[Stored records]
## BEGIN

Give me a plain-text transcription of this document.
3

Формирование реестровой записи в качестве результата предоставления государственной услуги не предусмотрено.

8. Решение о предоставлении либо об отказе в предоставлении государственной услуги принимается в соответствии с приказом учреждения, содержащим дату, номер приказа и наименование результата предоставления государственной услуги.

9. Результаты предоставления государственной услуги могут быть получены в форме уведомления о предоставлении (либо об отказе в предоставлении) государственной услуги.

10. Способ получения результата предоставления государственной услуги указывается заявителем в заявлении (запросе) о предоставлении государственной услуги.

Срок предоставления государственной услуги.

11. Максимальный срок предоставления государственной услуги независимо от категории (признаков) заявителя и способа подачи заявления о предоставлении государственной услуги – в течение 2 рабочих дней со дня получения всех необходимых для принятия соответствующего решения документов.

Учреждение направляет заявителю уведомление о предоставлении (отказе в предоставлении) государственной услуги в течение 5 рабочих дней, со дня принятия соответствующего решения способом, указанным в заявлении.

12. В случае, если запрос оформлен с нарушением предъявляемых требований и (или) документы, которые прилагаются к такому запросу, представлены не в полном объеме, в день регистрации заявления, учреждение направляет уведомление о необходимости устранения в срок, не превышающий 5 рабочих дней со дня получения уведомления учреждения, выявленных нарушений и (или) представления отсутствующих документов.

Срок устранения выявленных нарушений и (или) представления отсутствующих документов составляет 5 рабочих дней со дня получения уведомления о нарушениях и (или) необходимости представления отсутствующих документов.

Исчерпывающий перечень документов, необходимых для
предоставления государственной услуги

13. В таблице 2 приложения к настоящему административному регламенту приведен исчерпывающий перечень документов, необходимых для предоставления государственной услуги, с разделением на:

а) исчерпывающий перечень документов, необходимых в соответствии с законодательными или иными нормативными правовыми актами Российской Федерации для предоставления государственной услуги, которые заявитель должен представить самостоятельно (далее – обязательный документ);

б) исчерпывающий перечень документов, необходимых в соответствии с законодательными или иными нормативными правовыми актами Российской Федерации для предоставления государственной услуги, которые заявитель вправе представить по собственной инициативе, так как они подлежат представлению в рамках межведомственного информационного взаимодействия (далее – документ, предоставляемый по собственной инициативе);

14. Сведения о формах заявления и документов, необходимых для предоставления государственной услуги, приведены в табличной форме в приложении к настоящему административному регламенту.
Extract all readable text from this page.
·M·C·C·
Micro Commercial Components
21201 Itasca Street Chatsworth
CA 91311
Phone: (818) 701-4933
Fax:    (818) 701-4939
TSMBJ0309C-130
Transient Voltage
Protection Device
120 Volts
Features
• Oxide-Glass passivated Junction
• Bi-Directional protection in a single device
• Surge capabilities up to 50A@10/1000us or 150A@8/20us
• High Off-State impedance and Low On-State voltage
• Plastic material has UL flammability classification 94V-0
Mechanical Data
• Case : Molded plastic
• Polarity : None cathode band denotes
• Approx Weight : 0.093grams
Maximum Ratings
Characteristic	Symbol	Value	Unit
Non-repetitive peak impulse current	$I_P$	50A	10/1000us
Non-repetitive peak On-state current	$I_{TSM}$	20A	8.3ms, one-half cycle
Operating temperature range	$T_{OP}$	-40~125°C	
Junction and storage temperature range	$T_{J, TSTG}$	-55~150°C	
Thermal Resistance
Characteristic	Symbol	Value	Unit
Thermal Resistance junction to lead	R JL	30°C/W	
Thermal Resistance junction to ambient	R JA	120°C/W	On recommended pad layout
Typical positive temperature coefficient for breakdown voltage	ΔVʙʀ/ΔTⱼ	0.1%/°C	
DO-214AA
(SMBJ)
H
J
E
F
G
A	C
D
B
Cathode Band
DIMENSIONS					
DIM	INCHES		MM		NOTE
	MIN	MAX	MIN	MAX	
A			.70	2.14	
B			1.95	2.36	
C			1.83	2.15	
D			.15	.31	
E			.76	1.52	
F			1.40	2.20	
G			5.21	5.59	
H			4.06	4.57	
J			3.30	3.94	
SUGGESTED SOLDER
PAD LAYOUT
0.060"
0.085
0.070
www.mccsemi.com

## END

### What is needed:
Count how many lines above include the word "peak" and answer with that figure only.

### Full output:
2